***** Data for this exercise *****

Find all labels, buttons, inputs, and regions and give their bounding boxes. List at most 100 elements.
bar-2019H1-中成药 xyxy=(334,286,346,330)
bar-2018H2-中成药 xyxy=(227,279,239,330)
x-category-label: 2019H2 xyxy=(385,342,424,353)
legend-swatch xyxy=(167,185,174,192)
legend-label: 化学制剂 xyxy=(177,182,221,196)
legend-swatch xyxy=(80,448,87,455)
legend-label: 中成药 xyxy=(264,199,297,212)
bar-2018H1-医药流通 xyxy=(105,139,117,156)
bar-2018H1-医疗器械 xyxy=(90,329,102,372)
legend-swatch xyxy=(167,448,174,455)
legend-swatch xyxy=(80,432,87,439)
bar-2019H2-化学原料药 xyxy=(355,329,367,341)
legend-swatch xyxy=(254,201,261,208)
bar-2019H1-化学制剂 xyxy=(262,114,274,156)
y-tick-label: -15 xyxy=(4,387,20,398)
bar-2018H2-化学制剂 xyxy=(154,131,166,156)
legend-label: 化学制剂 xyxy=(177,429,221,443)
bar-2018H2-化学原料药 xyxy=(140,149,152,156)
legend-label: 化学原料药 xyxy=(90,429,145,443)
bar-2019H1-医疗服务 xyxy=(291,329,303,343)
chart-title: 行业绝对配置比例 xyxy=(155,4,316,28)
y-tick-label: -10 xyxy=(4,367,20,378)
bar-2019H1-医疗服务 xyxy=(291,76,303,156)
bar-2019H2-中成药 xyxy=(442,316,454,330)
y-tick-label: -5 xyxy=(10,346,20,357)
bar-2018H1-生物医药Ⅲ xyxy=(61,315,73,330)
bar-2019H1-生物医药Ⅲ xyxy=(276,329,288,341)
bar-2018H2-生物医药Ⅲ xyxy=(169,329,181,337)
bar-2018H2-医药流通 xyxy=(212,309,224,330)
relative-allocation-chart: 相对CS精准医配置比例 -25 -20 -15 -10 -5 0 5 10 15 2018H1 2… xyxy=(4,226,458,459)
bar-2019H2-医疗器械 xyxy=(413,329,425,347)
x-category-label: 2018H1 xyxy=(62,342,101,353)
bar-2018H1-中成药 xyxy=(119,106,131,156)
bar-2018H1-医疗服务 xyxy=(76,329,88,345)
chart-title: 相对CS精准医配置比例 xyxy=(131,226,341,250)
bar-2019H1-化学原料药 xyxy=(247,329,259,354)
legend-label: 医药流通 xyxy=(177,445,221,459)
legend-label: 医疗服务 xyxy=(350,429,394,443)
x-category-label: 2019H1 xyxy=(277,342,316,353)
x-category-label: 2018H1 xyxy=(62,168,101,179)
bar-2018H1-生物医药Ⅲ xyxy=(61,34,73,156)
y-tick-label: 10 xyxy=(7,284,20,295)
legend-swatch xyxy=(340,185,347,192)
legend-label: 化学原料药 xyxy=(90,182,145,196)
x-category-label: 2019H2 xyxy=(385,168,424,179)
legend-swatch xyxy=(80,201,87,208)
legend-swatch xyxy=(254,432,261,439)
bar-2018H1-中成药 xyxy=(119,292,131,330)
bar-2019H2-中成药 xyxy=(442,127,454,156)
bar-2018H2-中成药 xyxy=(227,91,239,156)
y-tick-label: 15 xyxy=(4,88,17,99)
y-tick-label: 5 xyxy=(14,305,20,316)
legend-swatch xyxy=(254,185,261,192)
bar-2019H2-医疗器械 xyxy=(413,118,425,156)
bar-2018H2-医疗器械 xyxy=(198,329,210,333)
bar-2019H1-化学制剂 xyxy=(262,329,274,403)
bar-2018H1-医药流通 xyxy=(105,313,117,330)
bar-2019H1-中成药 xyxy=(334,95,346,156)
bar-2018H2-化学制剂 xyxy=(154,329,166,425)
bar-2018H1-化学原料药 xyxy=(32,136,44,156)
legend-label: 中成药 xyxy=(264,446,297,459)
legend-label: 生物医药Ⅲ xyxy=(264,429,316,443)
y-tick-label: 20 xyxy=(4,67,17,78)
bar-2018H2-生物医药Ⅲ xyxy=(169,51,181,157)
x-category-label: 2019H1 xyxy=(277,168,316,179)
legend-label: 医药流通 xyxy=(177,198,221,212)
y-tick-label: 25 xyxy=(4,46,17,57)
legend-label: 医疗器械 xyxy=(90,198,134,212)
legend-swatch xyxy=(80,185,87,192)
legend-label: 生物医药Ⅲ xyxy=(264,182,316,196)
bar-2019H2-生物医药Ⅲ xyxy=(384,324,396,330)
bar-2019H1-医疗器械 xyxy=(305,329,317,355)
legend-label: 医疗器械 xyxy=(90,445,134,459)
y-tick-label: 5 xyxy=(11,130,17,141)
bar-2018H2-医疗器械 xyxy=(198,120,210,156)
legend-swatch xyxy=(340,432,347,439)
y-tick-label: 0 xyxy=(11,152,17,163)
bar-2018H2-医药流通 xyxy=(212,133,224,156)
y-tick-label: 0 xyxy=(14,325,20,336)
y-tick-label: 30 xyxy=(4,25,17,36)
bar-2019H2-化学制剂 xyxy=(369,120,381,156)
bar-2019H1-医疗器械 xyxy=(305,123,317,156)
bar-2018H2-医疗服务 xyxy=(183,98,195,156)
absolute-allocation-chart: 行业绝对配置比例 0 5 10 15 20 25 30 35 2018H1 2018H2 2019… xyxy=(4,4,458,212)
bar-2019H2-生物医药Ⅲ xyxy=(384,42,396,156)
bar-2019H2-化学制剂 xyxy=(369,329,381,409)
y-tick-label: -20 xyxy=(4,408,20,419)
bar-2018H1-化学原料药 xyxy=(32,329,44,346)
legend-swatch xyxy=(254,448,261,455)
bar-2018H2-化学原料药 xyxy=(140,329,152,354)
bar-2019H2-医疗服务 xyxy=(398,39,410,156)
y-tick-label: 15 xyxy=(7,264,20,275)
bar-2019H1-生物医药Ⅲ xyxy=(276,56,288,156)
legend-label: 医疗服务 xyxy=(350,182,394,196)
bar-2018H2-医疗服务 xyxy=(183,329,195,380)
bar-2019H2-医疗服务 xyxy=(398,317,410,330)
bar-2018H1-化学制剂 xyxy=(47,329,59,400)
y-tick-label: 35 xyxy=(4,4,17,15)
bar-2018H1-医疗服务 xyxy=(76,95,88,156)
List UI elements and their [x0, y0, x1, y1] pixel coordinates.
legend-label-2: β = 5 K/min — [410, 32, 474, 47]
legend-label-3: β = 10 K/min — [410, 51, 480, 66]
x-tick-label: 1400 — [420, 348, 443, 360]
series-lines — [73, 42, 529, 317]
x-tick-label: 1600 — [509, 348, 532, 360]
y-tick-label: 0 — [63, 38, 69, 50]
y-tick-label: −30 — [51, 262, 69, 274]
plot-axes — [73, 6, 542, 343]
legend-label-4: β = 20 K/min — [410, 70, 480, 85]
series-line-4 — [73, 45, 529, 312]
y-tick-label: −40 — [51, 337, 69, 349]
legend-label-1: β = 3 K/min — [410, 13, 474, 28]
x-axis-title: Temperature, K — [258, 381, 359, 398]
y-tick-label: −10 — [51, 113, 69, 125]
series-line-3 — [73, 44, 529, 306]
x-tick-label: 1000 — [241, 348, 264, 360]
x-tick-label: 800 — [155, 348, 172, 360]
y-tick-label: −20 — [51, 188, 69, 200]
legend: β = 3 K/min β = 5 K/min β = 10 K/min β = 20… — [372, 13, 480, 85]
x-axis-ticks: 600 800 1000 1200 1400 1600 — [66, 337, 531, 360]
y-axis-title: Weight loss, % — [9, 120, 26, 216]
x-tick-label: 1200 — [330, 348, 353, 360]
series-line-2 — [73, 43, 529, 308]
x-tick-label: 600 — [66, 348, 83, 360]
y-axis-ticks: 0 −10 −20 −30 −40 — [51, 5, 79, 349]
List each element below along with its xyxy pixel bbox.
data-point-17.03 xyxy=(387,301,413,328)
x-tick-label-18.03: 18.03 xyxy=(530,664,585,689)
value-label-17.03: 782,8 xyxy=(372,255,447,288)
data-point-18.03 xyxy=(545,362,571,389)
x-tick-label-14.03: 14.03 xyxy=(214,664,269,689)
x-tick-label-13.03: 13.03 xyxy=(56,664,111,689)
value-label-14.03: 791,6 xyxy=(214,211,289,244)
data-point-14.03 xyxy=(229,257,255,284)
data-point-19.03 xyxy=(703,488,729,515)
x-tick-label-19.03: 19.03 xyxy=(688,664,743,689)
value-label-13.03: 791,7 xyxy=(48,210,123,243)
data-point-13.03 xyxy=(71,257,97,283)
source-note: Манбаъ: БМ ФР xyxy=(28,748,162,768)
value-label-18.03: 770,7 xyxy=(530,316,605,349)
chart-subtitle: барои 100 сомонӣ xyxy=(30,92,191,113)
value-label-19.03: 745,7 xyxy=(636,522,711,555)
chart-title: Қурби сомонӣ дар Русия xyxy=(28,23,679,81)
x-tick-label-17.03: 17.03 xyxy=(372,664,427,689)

*****
***** Data for this exercise *****

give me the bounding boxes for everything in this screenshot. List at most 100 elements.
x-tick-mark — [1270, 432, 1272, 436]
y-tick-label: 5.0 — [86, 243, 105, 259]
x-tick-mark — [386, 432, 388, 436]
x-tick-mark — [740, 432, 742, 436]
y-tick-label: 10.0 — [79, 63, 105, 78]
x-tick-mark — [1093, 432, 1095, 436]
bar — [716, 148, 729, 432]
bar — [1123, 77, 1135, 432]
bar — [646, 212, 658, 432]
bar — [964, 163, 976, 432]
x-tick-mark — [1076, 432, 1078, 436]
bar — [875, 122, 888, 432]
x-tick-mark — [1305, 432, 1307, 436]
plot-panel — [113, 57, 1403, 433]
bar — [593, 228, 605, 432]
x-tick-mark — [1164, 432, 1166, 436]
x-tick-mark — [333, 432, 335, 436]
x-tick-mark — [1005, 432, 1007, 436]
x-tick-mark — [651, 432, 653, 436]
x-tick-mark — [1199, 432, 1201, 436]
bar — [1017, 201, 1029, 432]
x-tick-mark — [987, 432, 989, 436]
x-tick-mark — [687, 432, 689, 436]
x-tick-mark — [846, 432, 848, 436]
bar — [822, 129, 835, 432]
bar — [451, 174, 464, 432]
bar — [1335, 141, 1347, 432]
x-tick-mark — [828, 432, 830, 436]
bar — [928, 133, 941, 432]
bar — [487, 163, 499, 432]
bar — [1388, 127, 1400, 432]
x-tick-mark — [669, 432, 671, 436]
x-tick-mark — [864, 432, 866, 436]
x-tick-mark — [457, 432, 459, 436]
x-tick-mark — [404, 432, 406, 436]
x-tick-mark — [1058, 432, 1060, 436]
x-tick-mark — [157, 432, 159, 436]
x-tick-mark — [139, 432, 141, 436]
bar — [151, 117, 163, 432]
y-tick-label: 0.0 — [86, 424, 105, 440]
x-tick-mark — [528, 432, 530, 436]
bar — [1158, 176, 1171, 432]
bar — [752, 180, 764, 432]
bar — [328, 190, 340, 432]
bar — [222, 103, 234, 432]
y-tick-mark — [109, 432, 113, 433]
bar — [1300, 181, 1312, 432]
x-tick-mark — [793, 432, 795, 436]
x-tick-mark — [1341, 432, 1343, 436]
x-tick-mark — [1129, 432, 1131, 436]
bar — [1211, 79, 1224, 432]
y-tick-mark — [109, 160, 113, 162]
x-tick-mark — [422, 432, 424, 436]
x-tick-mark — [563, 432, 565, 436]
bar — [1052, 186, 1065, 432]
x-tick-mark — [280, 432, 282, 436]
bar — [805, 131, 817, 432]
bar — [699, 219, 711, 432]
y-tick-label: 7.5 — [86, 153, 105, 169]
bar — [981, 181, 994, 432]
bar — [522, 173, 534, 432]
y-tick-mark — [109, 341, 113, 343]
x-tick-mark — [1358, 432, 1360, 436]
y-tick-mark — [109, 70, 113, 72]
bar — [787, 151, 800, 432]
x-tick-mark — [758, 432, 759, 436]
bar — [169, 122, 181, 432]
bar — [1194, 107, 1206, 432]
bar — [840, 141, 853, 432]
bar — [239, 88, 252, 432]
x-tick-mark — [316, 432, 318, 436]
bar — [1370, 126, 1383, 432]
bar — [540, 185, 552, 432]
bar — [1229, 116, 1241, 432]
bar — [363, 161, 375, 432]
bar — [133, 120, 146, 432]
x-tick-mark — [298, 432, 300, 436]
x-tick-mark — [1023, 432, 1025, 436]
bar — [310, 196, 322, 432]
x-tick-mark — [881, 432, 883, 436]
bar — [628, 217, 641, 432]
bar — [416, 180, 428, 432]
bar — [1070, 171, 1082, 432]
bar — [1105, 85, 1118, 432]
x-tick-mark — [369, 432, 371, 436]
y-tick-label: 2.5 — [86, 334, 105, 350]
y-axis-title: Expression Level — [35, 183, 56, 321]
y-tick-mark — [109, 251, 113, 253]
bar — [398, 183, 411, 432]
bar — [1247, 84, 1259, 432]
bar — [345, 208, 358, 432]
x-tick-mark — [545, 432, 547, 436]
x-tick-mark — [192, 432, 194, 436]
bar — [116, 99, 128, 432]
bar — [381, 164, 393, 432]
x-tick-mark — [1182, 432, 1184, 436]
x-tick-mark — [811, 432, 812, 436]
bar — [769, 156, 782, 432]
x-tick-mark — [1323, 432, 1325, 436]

*****

Short exercise -> Quote the stretch of the entries above from the line containing "Find all labels, buttons, inputs, and" through the line containing "legend-swatch xyxy=(80,448,87,455)", including both of those lines.

Answer to the task ->
Find all labels, buttons, inputs, and regions and give their bounding boxes. List at most 100 elements.
bar-2019H1-中成药 xyxy=(334,286,346,330)
bar-2018H2-中成药 xyxy=(227,279,239,330)
x-category-label: 2019H2 xyxy=(385,342,424,353)
legend-swatch xyxy=(167,185,174,192)
legend-label: 化学制剂 xyxy=(177,182,221,196)
legend-swatch xyxy=(80,448,87,455)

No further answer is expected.